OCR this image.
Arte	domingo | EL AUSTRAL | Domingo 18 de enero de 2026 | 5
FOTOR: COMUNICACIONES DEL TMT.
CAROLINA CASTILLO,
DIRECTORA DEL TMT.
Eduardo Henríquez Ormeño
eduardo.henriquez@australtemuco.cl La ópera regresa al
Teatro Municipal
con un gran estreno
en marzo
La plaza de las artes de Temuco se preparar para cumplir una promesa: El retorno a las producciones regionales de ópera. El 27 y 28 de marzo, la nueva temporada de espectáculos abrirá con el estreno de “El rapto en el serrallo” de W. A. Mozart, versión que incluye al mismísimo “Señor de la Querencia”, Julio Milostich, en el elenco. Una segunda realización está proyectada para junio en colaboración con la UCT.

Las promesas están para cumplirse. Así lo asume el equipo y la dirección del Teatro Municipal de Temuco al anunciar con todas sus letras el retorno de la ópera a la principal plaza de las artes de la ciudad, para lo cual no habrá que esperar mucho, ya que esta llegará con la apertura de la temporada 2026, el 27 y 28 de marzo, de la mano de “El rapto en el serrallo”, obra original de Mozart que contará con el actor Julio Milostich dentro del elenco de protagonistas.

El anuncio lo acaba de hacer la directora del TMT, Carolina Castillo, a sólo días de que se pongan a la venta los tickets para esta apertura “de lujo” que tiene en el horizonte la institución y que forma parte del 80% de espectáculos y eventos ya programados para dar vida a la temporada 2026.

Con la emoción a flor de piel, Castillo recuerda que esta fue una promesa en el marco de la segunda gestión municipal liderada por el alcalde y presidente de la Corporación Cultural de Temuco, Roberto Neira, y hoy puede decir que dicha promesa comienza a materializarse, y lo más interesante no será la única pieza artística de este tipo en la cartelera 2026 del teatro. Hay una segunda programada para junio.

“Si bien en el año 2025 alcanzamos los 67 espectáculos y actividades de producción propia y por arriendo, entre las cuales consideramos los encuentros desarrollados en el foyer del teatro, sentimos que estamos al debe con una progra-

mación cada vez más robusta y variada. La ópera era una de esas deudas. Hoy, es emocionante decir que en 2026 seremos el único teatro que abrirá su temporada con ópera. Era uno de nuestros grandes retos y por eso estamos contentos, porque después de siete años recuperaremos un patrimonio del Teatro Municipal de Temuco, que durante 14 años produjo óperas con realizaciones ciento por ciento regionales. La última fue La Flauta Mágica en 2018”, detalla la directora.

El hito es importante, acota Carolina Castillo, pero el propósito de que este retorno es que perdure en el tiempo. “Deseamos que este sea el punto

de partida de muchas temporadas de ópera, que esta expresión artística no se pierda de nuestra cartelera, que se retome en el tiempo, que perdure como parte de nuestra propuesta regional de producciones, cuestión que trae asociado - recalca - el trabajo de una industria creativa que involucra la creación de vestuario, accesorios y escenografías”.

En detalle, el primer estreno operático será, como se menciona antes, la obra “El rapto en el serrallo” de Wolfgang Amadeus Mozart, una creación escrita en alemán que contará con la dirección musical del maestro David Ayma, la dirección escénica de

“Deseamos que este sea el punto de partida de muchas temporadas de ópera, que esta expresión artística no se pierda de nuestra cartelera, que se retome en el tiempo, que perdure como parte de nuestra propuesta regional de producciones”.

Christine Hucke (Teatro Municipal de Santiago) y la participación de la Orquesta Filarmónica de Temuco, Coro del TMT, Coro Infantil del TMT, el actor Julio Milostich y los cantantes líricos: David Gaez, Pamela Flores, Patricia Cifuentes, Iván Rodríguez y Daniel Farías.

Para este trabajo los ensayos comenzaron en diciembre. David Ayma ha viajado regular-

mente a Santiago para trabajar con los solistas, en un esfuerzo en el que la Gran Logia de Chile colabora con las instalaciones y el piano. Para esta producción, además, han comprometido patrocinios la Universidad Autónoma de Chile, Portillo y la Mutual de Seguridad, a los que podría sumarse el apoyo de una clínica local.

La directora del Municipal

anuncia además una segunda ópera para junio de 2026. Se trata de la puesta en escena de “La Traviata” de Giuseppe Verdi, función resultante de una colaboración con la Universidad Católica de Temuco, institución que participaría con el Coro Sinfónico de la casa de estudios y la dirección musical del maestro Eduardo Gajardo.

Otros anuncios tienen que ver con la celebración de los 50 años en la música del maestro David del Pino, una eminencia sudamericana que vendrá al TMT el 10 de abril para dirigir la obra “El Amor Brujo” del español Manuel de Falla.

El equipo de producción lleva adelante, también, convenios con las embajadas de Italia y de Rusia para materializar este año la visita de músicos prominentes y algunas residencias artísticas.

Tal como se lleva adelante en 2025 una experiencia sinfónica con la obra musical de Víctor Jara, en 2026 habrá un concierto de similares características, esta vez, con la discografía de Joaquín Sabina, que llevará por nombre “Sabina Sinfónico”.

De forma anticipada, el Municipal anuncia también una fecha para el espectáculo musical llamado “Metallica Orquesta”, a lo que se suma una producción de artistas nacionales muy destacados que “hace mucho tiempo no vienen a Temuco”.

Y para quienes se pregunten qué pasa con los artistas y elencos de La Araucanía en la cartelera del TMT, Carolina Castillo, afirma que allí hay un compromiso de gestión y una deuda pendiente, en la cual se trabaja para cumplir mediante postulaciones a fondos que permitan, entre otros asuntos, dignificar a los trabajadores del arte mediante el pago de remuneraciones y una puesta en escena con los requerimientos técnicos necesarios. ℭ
*****
- **Goal**:
Your task is to report how many lines of the material include the string "propuesta". Give the number and no other words.

- **Completed task**:
2